**EXERCISE PROMPT**. Skip the pictures. Transcribe the rest of the data below without changing a word.
-- start INPUT FOR THIS TASK --
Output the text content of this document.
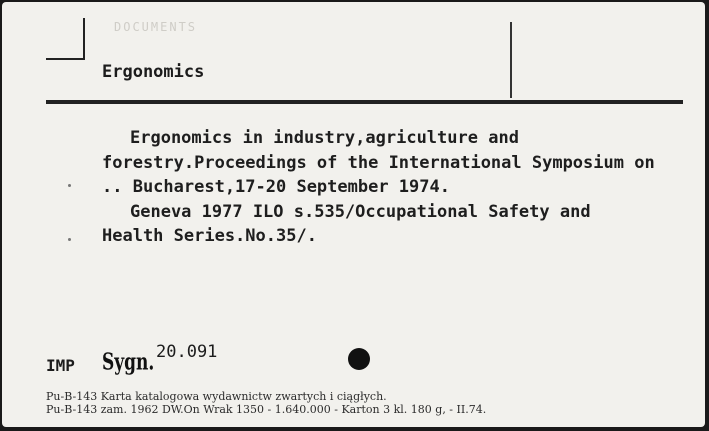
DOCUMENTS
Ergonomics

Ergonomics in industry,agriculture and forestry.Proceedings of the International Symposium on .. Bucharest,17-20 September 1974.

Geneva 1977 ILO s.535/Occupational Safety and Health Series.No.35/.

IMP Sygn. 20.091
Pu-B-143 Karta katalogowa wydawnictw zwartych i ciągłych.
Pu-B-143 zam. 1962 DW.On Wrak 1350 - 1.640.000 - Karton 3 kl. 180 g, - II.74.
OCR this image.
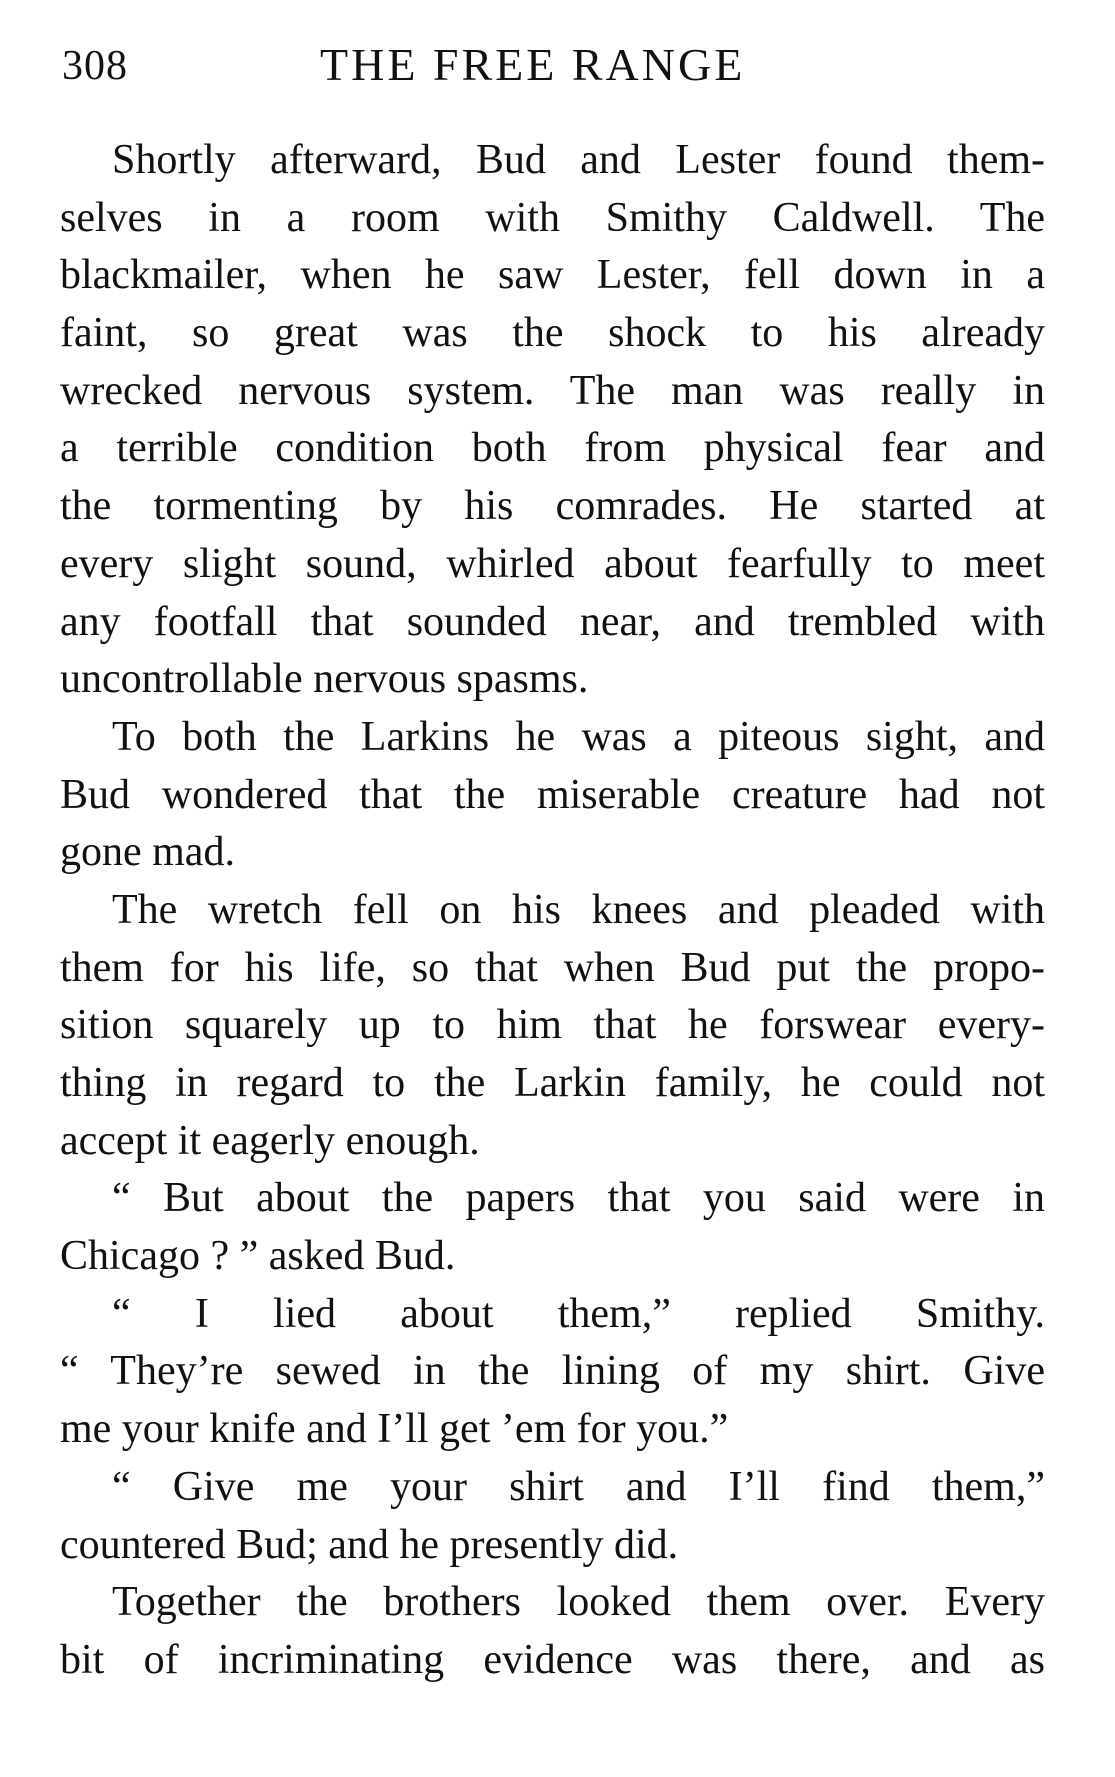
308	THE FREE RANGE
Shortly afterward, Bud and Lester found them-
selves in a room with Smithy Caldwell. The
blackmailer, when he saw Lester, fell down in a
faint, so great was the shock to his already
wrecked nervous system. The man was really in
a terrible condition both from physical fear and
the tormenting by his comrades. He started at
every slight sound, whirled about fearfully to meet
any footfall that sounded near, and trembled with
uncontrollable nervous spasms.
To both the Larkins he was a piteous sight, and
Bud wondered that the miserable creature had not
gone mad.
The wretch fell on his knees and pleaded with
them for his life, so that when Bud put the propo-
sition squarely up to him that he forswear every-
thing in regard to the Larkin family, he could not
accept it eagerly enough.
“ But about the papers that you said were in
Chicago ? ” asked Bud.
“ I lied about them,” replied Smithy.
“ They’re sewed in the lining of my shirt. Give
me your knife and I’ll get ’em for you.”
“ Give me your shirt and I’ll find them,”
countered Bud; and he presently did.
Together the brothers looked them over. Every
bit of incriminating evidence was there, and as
-- end INPUT FOR THIS TASK --
**TASK SOLUTION**.
Output the text content of this document.
DOCUMENTS
Ergonomics

Ergonomics in industry,agriculture and forestry.Proceedings of the International Symposium on .. Bucharest,17-20 September 1974.

Geneva 1977 ILO s.535/Occupational Safety and Health Series.No.35/.

IMP Sygn. 20.091
Pu-B-143 Karta katalogowa wydawnictw zwartych i ciągłych.
Pu-B-143 zam. 1962 DW.On Wrak 1350 - 1.640.000 - Karton 3 kl. 180 g, - II.74.
OCR this image.
308	THE FREE RANGE
Shortly afterward, Bud and Lester found them-
selves in a room with Smithy Caldwell. The
blackmailer, when he saw Lester, fell down in a
faint, so great was the shock to his already
wrecked nervous system. The man was really in
a terrible condition both from physical fear and
the tormenting by his comrades. He started at
every slight sound, whirled about fearfully to meet
any footfall that sounded near, and trembled with
uncontrollable nervous spasms.
To both the Larkins he was a piteous sight, and
Bud wondered that the miserable creature had not
gone mad.
The wretch fell on his knees and pleaded with
them for his life, so that when Bud put the propo-
sition squarely up to him that he forswear every-
thing in regard to the Larkin family, he could not
accept it eagerly enough.
“ But about the papers that you said were in
Chicago ? ” asked Bud.
“ I lied about them,” replied Smithy.
“ They’re sewed in the lining of my shirt. Give
me your knife and I’ll get ’em for you.”
“ Give me your shirt and I’ll find them,”
countered Bud; and he presently did.
Together the brothers looked them over. Every
bit of incriminating evidence was there, and as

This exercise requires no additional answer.